-- Start Task inputs --

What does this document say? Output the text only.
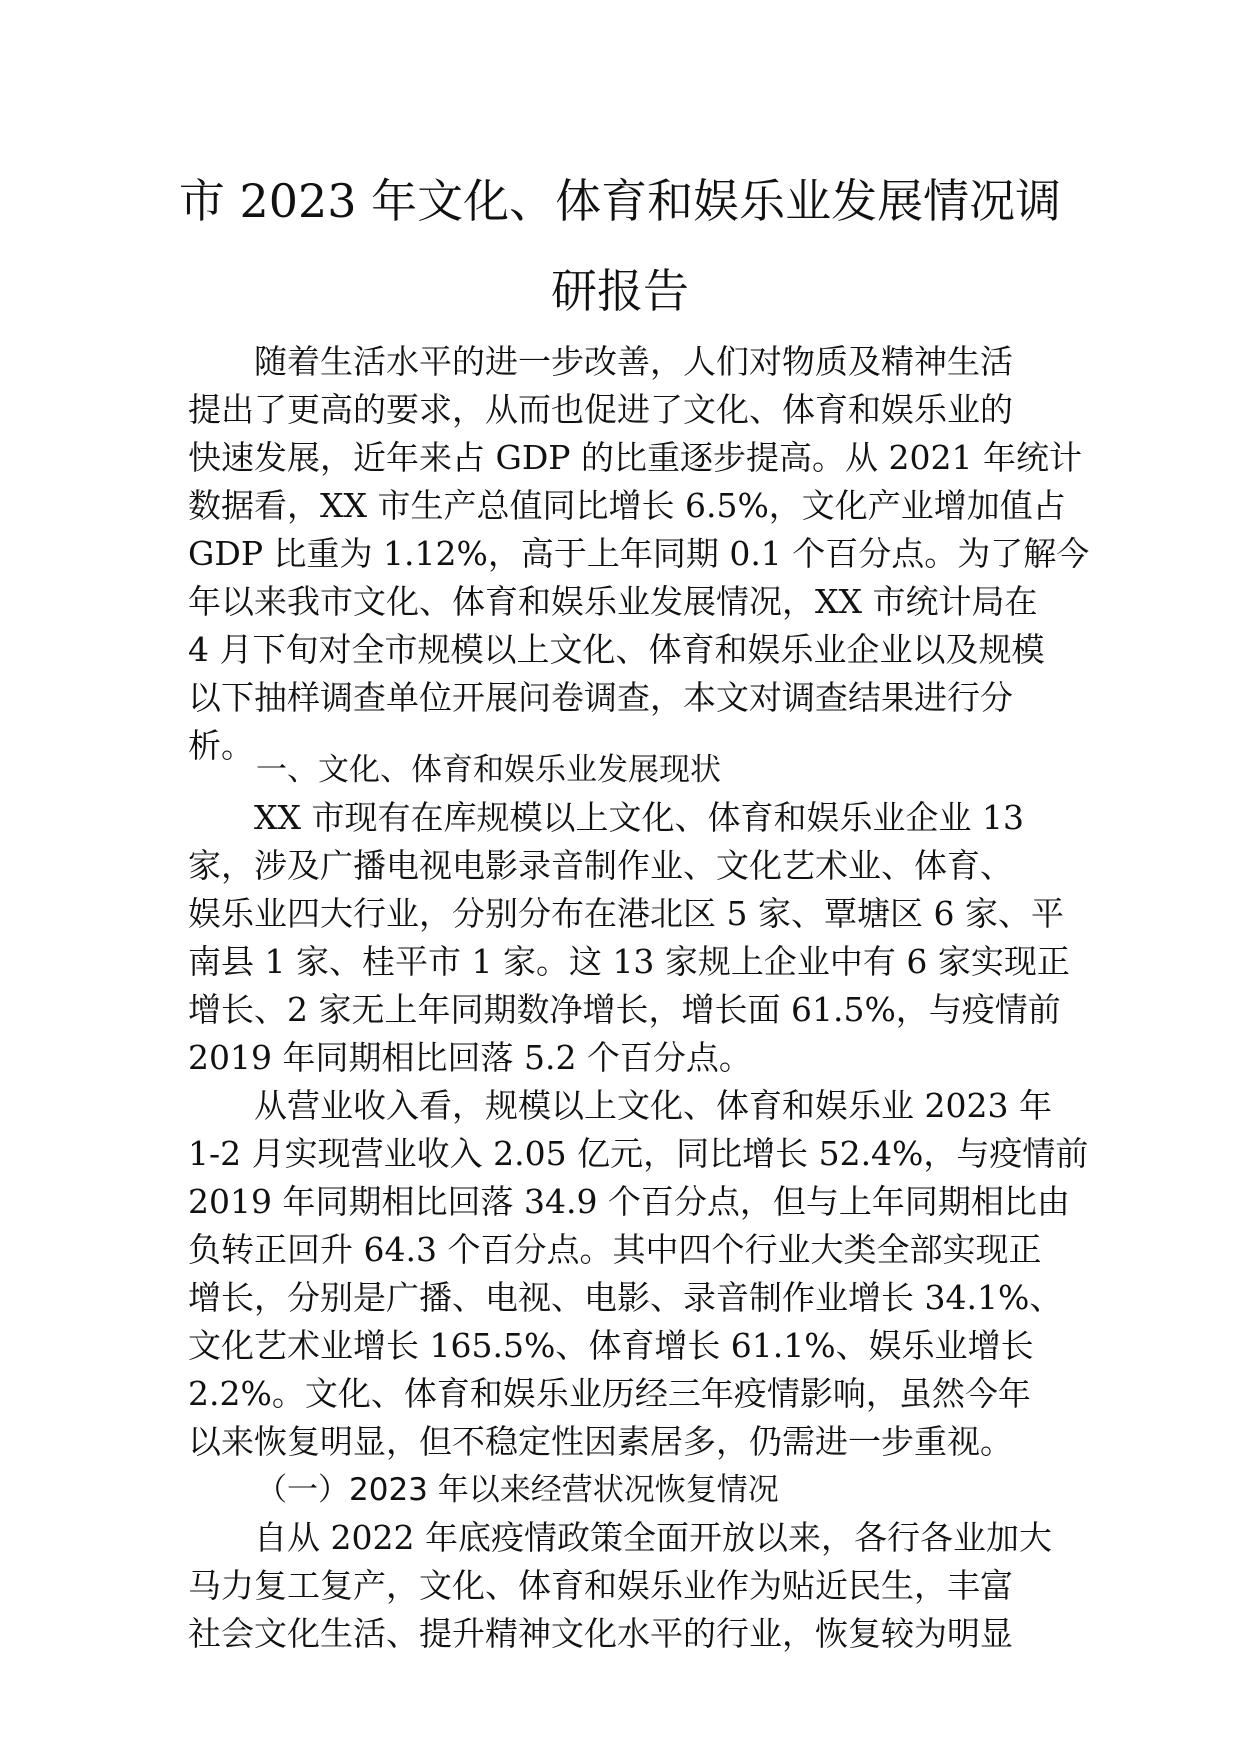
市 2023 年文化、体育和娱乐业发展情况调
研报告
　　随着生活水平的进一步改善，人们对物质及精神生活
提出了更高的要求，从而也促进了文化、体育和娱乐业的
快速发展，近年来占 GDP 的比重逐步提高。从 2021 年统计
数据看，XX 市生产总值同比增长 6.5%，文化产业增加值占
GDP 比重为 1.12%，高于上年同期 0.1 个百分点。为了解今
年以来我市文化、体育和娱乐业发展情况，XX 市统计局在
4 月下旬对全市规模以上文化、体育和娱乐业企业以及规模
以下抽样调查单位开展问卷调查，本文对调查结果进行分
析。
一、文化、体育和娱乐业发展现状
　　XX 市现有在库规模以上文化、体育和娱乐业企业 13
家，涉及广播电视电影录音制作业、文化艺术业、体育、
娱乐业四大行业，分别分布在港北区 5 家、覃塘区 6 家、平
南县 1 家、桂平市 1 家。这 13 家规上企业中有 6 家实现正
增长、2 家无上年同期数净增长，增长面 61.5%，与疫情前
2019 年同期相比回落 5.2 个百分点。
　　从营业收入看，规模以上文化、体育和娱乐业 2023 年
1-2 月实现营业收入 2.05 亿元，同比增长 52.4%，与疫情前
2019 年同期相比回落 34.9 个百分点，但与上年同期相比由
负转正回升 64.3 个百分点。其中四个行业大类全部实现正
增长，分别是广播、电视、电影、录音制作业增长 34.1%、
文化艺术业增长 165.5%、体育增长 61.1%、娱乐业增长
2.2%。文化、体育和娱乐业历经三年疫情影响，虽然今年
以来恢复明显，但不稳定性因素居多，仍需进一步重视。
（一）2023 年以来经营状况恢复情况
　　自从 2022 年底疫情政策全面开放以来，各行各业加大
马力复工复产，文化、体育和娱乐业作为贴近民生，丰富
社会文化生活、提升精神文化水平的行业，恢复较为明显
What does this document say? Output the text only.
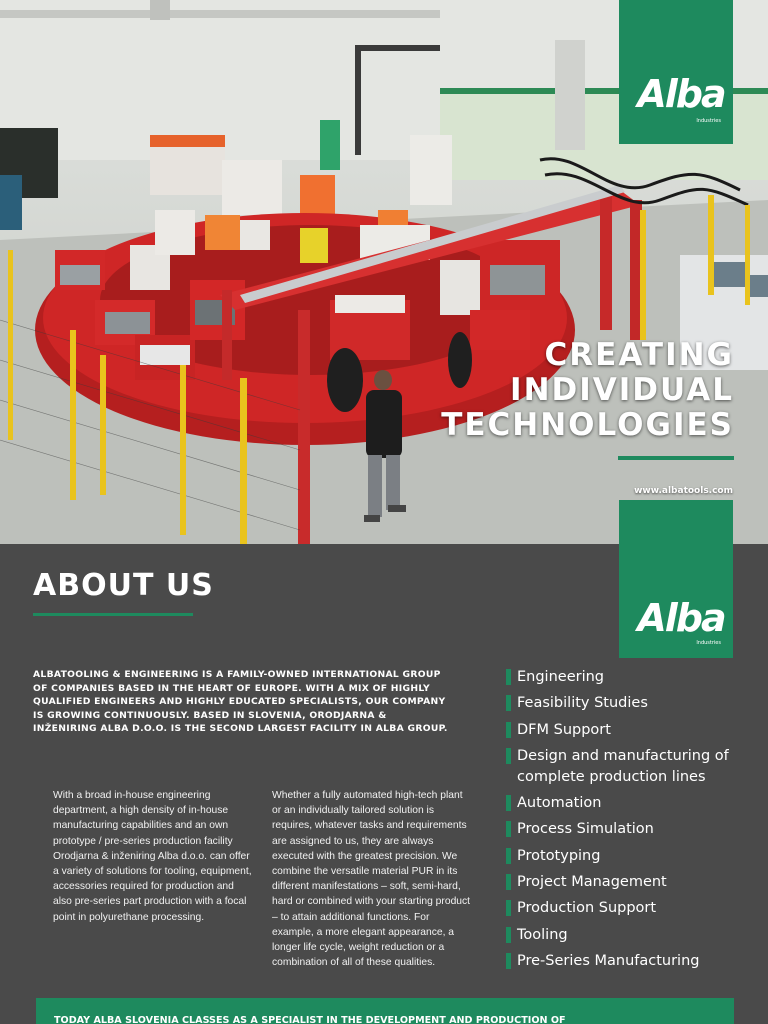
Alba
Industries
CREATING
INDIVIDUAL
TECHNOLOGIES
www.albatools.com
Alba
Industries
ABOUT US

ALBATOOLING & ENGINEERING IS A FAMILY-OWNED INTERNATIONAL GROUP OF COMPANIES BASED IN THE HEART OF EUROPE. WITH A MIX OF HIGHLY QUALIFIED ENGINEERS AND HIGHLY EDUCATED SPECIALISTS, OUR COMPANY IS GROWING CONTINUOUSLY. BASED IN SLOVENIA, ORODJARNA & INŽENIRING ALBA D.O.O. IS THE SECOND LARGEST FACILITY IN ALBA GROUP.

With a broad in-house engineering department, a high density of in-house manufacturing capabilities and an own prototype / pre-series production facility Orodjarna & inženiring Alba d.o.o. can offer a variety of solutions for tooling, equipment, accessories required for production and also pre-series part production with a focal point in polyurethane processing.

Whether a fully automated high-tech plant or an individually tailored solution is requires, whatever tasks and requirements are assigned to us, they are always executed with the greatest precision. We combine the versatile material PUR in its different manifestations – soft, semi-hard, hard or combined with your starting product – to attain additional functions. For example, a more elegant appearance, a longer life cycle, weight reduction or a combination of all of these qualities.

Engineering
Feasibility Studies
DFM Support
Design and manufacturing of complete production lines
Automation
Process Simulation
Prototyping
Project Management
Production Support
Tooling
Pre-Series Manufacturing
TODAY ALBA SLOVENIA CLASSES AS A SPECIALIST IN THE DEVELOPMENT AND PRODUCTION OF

-- End Task inputs --

**Exercise brief:** Write out the full set of lines verbatim, without the pictures.

**Correct output:**
What does this document say? Output the text only.
市 2023 年文化、体育和娱乐业发展情况调
研报告
　　随着生活水平的进一步改善，人们对物质及精神生活
提出了更高的要求，从而也促进了文化、体育和娱乐业的
快速发展，近年来占 GDP 的比重逐步提高。从 2021 年统计
数据看，XX 市生产总值同比增长 6.5%，文化产业增加值占
GDP 比重为 1.12%，高于上年同期 0.1 个百分点。为了解今
年以来我市文化、体育和娱乐业发展情况，XX 市统计局在
4 月下旬对全市规模以上文化、体育和娱乐业企业以及规模
以下抽样调查单位开展问卷调查，本文对调查结果进行分
析。
一、文化、体育和娱乐业发展现状
　　XX 市现有在库规模以上文化、体育和娱乐业企业 13
家，涉及广播电视电影录音制作业、文化艺术业、体育、
娱乐业四大行业，分别分布在港北区 5 家、覃塘区 6 家、平
南县 1 家、桂平市 1 家。这 13 家规上企业中有 6 家实现正
增长、2 家无上年同期数净增长，增长面 61.5%，与疫情前
2019 年同期相比回落 5.2 个百分点。
　　从营业收入看，规模以上文化、体育和娱乐业 2023 年
1-2 月实现营业收入 2.05 亿元，同比增长 52.4%，与疫情前
2019 年同期相比回落 34.9 个百分点，但与上年同期相比由
负转正回升 64.3 个百分点。其中四个行业大类全部实现正
增长，分别是广播、电视、电影、录音制作业增长 34.1%、
文化艺术业增长 165.5%、体育增长 61.1%、娱乐业增长
2.2%。文化、体育和娱乐业历经三年疫情影响，虽然今年
以来恢复明显，但不稳定性因素居多，仍需进一步重视。
（一）2023 年以来经营状况恢复情况
　　自从 2022 年底疫情政策全面开放以来，各行各业加大
马力复工复产，文化、体育和娱乐业作为贴近民生，丰富
社会文化生活、提升精神文化水平的行业，恢复较为明显
What does this document say? Output the text only.
Alba
Industries
CREATING
INDIVIDUAL
TECHNOLOGIES
www.albatools.com
Alba
Industries
ABOUT US

ALBATOOLING & ENGINEERING IS A FAMILY-OWNED INTERNATIONAL GROUP OF COMPANIES BASED IN THE HEART OF EUROPE. WITH A MIX OF HIGHLY QUALIFIED ENGINEERS AND HIGHLY EDUCATED SPECIALISTS, OUR COMPANY IS GROWING CONTINUOUSLY. BASED IN SLOVENIA, ORODJARNA & INŽENIRING ALBA D.O.O. IS THE SECOND LARGEST FACILITY IN ALBA GROUP.

With a broad in-house engineering department, a high density of in-house manufacturing capabilities and an own prototype / pre-series production facility Orodjarna & inženiring Alba d.o.o. can offer a variety of solutions for tooling, equipment, accessories required for production and also pre-series part production with a focal point in polyurethane processing.

Whether a fully automated high-tech plant or an individually tailored solution is requires, whatever tasks and requirements are assigned to us, they are always executed with the greatest precision. We combine the versatile material PUR in its different manifestations – soft, semi-hard, hard or combined with your starting product – to attain additional functions. For example, a more elegant appearance, a longer life cycle, weight reduction or a combination of all of these qualities.

Engineering
Feasibility Studies
DFM Support
Design and manufacturing of complete production lines
Automation
Process Simulation
Prototyping
Project Management
Production Support
Tooling
Pre-Series Manufacturing
TODAY ALBA SLOVENIA CLASSES AS A SPECIALIST IN THE DEVELOPMENT AND PRODUCTION OF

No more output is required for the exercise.